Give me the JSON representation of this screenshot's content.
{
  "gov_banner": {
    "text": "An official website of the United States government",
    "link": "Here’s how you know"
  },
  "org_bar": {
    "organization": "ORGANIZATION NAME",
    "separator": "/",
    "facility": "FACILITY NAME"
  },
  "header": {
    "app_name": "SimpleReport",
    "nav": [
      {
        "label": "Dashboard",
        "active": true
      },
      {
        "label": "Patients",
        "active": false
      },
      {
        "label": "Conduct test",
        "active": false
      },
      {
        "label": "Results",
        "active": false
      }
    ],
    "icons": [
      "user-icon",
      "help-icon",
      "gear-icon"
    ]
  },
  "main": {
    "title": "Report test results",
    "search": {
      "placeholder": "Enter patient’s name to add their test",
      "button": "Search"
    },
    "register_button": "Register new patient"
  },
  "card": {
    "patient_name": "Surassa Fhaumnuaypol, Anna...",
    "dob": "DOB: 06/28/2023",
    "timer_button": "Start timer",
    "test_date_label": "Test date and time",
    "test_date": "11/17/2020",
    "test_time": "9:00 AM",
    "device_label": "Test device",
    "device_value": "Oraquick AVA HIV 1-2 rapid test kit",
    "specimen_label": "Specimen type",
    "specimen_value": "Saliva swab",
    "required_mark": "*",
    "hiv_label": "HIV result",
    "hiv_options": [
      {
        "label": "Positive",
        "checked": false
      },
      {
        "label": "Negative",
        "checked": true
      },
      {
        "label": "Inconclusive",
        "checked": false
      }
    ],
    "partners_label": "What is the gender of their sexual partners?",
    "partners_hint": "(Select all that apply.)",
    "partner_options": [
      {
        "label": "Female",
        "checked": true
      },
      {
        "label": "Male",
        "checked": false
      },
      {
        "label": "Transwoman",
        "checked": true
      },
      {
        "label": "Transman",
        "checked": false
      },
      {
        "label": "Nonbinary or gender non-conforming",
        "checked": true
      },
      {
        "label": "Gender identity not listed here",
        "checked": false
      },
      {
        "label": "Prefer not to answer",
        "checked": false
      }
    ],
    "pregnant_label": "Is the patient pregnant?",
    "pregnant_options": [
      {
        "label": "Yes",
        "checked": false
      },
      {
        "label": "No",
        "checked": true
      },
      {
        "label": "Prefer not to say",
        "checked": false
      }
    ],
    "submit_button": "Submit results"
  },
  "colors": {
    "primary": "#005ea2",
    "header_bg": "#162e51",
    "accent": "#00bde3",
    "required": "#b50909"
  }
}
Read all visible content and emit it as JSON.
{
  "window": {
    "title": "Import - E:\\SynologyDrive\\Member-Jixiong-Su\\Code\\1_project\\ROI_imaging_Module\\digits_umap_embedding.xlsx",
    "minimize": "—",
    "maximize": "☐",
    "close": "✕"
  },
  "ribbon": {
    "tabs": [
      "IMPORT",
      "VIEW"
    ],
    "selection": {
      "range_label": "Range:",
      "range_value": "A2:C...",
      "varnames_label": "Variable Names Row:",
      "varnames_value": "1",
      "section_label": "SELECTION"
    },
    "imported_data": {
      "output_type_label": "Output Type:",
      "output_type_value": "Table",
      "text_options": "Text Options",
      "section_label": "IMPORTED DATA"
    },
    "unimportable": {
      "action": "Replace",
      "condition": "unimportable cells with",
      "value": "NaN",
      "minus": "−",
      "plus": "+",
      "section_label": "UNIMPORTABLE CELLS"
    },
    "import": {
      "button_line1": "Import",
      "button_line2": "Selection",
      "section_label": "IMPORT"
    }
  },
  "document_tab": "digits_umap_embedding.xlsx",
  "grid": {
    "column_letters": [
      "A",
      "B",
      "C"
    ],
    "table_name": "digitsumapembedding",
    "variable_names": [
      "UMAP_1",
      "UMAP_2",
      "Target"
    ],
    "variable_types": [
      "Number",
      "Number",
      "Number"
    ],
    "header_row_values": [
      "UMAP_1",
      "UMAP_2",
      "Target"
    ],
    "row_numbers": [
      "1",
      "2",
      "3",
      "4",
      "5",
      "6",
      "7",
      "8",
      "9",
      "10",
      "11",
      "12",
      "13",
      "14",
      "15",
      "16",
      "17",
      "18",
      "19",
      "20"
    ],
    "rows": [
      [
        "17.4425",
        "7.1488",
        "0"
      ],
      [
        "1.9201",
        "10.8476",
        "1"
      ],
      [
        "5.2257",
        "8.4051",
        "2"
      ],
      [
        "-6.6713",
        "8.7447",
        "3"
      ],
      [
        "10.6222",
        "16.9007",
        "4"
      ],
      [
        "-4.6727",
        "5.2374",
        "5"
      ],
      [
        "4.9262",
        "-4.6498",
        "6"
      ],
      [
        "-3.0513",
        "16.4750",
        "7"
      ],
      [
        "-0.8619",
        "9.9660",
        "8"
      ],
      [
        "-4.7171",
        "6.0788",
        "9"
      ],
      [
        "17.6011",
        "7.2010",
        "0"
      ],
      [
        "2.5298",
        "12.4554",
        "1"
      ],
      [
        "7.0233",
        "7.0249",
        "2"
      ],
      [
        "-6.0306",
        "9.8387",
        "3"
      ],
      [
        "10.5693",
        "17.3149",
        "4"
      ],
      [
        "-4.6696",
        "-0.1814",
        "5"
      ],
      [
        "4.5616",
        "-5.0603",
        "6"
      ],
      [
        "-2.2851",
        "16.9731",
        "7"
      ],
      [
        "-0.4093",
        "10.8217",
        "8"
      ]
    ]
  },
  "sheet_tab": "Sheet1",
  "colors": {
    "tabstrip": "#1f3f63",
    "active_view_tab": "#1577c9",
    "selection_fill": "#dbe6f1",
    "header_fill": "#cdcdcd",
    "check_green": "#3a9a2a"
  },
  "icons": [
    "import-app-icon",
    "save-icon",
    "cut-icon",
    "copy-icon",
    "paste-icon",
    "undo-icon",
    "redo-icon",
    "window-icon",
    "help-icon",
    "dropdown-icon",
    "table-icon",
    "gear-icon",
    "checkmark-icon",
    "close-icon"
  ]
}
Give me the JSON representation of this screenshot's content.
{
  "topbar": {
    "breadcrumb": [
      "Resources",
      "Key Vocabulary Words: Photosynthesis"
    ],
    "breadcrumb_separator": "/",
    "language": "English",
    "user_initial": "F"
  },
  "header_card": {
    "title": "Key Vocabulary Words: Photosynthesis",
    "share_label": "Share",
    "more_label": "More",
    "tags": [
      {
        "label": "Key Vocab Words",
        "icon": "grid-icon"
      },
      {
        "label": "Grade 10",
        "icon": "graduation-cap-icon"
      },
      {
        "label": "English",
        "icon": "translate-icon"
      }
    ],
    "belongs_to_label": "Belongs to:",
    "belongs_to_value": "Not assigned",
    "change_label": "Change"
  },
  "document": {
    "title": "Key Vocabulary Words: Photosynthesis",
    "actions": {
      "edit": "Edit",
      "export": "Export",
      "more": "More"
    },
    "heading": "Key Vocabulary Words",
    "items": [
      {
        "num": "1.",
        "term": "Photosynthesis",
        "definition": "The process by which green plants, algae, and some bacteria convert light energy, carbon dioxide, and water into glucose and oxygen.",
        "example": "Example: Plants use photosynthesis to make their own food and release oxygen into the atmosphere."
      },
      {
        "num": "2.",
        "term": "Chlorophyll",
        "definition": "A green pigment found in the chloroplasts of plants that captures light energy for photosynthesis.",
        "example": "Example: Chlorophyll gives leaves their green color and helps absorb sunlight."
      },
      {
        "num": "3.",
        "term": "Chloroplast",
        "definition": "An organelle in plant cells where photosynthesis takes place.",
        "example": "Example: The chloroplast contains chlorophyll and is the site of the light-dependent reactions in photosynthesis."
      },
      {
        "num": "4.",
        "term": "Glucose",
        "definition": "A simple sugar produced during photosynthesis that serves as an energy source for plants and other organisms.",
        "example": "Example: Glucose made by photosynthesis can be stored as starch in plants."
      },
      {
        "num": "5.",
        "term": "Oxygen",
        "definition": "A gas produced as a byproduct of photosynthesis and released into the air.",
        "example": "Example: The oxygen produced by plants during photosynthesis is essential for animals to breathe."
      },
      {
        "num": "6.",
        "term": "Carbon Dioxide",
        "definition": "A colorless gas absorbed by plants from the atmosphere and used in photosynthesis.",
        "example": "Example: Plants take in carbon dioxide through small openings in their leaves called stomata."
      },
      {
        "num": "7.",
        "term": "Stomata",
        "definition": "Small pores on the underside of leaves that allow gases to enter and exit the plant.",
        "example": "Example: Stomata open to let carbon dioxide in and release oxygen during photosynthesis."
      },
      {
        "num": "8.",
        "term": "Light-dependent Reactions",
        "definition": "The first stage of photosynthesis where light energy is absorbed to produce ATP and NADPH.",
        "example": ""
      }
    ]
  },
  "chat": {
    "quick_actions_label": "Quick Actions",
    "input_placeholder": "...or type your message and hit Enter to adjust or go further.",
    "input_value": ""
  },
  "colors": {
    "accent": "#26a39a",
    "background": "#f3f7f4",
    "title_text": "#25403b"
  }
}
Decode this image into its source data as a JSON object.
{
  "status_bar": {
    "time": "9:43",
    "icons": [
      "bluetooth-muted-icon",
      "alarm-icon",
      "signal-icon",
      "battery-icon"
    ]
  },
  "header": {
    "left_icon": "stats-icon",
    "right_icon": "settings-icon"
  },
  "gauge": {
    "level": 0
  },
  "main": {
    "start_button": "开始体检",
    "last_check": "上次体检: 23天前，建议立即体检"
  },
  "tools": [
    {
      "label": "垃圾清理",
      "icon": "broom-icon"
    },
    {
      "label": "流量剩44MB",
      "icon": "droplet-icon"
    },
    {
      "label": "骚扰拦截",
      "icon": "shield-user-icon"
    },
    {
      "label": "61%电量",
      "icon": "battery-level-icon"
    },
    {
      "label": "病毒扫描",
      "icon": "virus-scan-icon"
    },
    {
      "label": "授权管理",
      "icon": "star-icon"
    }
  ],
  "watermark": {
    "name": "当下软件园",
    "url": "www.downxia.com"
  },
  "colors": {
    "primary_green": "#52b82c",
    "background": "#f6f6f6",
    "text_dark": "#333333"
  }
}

**Your goal**
Which lines of the listing contain the string "Vocabulary"? Copy every one of them.

**Result of this exercise**
      "Key Vocabulary Words: Photosynthesis"
    "title": "Key Vocabulary Words: Photosynthesis",
    "title": "Key Vocabulary Words: Photosynthesis",
    "heading": "Key Vocabulary Words",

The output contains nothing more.